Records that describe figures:
________________________________________

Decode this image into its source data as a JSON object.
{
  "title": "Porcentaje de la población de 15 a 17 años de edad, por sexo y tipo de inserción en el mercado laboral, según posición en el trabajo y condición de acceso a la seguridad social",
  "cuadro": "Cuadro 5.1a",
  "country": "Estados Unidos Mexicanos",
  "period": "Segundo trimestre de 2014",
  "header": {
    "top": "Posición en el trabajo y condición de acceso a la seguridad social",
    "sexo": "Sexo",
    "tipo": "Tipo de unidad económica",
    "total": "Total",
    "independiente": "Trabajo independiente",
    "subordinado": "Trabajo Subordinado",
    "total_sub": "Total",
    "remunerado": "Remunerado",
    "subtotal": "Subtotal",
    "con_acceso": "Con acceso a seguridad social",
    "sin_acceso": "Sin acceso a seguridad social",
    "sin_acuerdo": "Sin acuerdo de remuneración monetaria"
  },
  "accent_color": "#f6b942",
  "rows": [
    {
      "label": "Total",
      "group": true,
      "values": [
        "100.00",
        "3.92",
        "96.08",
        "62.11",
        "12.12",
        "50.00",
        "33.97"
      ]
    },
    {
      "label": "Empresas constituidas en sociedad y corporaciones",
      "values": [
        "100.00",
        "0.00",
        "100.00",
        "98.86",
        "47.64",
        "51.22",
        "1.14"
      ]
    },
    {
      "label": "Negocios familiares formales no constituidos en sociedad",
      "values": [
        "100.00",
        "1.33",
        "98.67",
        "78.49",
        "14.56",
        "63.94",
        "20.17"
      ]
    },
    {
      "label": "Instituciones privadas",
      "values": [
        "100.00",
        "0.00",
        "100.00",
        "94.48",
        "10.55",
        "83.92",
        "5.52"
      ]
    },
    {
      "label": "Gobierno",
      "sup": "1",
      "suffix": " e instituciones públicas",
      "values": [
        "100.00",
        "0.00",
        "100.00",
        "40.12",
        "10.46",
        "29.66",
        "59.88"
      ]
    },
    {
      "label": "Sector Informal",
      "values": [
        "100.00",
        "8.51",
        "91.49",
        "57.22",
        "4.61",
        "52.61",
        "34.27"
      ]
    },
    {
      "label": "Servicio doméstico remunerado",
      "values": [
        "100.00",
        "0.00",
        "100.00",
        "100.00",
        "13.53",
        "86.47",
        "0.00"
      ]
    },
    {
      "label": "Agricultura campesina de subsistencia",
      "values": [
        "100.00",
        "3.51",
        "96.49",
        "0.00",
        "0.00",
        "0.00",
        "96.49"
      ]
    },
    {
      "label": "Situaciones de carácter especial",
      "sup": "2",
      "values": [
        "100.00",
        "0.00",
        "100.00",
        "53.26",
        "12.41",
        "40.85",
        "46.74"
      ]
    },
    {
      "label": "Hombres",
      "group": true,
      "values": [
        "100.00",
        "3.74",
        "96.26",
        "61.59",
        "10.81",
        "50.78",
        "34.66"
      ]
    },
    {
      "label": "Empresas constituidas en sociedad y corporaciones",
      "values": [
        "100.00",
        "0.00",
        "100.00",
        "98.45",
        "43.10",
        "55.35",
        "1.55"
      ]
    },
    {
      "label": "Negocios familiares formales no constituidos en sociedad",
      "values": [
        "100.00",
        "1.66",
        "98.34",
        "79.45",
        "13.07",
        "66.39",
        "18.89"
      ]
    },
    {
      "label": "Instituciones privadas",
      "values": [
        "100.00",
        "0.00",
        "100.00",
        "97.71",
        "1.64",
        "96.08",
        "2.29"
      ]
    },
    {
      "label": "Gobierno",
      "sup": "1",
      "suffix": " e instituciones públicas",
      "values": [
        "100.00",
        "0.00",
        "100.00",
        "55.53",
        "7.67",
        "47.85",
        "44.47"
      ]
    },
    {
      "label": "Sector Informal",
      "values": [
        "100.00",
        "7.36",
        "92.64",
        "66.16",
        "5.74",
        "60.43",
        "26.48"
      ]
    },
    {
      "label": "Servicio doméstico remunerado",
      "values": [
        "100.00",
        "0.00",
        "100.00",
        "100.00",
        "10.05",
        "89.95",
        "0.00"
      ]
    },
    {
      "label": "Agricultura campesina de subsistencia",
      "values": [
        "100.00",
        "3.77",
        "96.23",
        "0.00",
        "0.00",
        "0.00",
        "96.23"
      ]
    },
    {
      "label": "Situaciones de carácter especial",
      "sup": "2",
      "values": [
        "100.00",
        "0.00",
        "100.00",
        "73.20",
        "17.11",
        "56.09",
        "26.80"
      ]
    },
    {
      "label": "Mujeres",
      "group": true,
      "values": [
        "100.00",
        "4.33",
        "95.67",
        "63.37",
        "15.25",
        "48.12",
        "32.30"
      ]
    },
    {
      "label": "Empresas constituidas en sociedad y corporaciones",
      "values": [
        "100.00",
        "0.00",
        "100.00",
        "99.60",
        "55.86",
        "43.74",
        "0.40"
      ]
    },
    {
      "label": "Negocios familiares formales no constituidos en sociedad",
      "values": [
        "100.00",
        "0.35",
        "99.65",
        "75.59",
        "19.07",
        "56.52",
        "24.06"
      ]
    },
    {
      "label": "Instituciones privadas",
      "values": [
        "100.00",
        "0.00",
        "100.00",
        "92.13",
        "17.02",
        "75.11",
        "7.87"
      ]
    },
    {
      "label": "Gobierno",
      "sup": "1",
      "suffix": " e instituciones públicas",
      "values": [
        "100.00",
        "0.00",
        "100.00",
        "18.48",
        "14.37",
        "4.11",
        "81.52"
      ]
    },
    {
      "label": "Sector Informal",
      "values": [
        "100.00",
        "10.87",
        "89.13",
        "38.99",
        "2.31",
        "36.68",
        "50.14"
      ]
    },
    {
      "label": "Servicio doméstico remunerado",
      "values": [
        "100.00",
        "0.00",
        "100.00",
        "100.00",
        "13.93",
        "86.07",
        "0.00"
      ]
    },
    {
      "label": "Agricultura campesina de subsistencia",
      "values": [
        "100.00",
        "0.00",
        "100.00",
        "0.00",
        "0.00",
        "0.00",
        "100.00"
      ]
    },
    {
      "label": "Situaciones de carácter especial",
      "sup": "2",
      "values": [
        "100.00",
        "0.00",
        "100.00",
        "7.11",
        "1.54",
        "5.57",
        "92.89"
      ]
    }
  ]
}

________________________________________

▶ [Aim] Print every entry exactly as it appears.

▶ [Full answer]
Decode this image into its source data as a JSON object.
{
  "title": "Porcentaje de la población de 15 a 17 años de edad, por sexo y tipo de inserción en el mercado laboral, según posición en el trabajo y condición de acceso a la seguridad social",
  "cuadro": "Cuadro 5.1a",
  "country": "Estados Unidos Mexicanos",
  "period": "Segundo trimestre de 2014",
  "header": {
    "top": "Posición en el trabajo y condición de acceso a la seguridad social",
    "sexo": "Sexo",
    "tipo": "Tipo de unidad económica",
    "total": "Total",
    "independiente": "Trabajo independiente",
    "subordinado": "Trabajo Subordinado",
    "total_sub": "Total",
    "remunerado": "Remunerado",
    "subtotal": "Subtotal",
    "con_acceso": "Con acceso a seguridad social",
    "sin_acceso": "Sin acceso a seguridad social",
    "sin_acuerdo": "Sin acuerdo de remuneración monetaria"
  },
  "accent_color": "#f6b942",
  "rows": [
    {
      "label": "Total",
      "group": true,
      "values": [
        "100.00",
        "3.92",
        "96.08",
        "62.11",
        "12.12",
        "50.00",
        "33.97"
      ]
    },
    {
      "label": "Empresas constituidas en sociedad y corporaciones",
      "values": [
        "100.00",
        "0.00",
        "100.00",
        "98.86",
        "47.64",
        "51.22",
        "1.14"
      ]
    },
    {
      "label": "Negocios familiares formales no constituidos en sociedad",
      "values": [
        "100.00",
        "1.33",
        "98.67",
        "78.49",
        "14.56",
        "63.94",
        "20.17"
      ]
    },
    {
      "label": "Instituciones privadas",
      "values": [
        "100.00",
        "0.00",
        "100.00",
        "94.48",
        "10.55",
        "83.92",
        "5.52"
      ]
    },
    {
      "label": "Gobierno",
      "sup": "1",
      "suffix": " e instituciones públicas",
      "values": [
        "100.00",
        "0.00",
        "100.00",
        "40.12",
        "10.46",
        "29.66",
        "59.88"
      ]
    },
    {
      "label": "Sector Informal",
      "values": [
        "100.00",
        "8.51",
        "91.49",
        "57.22",
        "4.61",
        "52.61",
        "34.27"
      ]
    },
    {
      "label": "Servicio doméstico remunerado",
      "values": [
        "100.00",
        "0.00",
        "100.00",
        "100.00",
        "13.53",
        "86.47",
        "0.00"
      ]
    },
    {
      "label": "Agricultura campesina de subsistencia",
      "values": [
        "100.00",
        "3.51",
        "96.49",
        "0.00",
        "0.00",
        "0.00",
        "96.49"
      ]
    },
    {
      "label": "Situaciones de carácter especial",
      "sup": "2",
      "values": [
        "100.00",
        "0.00",
        "100.00",
        "53.26",
        "12.41",
        "40.85",
        "46.74"
      ]
    },
    {
      "label": "Hombres",
      "group": true,
      "values": [
        "100.00",
        "3.74",
        "96.26",
        "61.59",
        "10.81",
        "50.78",
        "34.66"
      ]
    },
    {
      "label": "Empresas constituidas en sociedad y corporaciones",
      "values": [
        "100.00",
        "0.00",
        "100.00",
        "98.45",
        "43.10",
        "55.35",
        "1.55"
      ]
    },
    {
      "label": "Negocios familiares formales no constituidos en sociedad",
      "values": [
        "100.00",
        "1.66",
        "98.34",
        "79.45",
        "13.07",
        "66.39",
        "18.89"
      ]
    },
    {
      "label": "Instituciones privadas",
      "values": [
        "100.00",
        "0.00",
        "100.00",
        "97.71",
        "1.64",
        "96.08",
        "2.29"
      ]
    },
    {
      "label": "Gobierno",
      "sup": "1",
      "suffix": " e instituciones públicas",
      "values": [
        "100.00",
        "0.00",
        "100.00",
        "55.53",
        "7.67",
        "47.85",
        "44.47"
      ]
    },
    {
      "label": "Sector Informal",
      "values": [
        "100.00",
        "7.36",
        "92.64",
        "66.16",
        "5.74",
        "60.43",
        "26.48"
      ]
    },
    {
      "label": "Servicio doméstico remunerado",
      "values": [
        "100.00",
        "0.00",
        "100.00",
        "100.00",
        "10.05",
        "89.95",
        "0.00"
      ]
    },
    {
      "label": "Agricultura campesina de subsistencia",
      "values": [
        "100.00",
        "3.77",
        "96.23",
        "0.00",
        "0.00",
        "0.00",
        "96.23"
      ]
    },
    {
      "label": "Situaciones de carácter especial",
      "sup": "2",
      "values": [
        "100.00",
        "0.00",
        "100.00",
        "73.20",
        "17.11",
        "56.09",
        "26.80"
      ]
    },
    {
      "label": "Mujeres",
      "group": true,
      "values": [
        "100.00",
        "4.33",
        "95.67",
        "63.37",
        "15.25",
        "48.12",
        "32.30"
      ]
    },
    {
      "label": "Empresas constituidas en sociedad y corporaciones",
      "values": [
        "100.00",
        "0.00",
        "100.00",
        "99.60",
        "55.86",
        "43.74",
        "0.40"
      ]
    },
    {
      "label": "Negocios familiares formales no constituidos en sociedad",
      "values": [
        "100.00",
        "0.35",
        "99.65",
        "75.59",
        "19.07",
        "56.52",
        "24.06"
      ]
    },
    {
      "label": "Instituciones privadas",
      "values": [
        "100.00",
        "0.00",
        "100.00",
        "92.13",
        "17.02",
        "75.11",
        "7.87"
      ]
    },
    {
      "label": "Gobierno",
      "sup": "1",
      "suffix": " e instituciones públicas",
      "values": [
        "100.00",
        "0.00",
        "100.00",
        "18.48",
        "14.37",
        "4.11",
        "81.52"
      ]
    },
    {
      "label": "Sector Informal",
      "values": [
        "100.00",
        "10.87",
        "89.13",
        "38.99",
        "2.31",
        "36.68",
        "50.14"
      ]
    },
    {
      "label": "Servicio doméstico remunerado",
      "values": [
        "100.00",
        "0.00",
        "100.00",
        "100.00",
        "13.93",
        "86.07",
        "0.00"
      ]
    },
    {
      "label": "Agricultura campesina de subsistencia",
      "values": [
        "100.00",
        "0.00",
        "100.00",
        "0.00",
        "0.00",
        "0.00",
        "100.00"
      ]
    },
    {
      "label": "Situaciones de carácter especial",
      "sup": "2",
      "values": [
        "100.00",
        "0.00",
        "100.00",
        "7.11",
        "1.54",
        "5.57",
        "92.89"
      ]
    }
  ]
}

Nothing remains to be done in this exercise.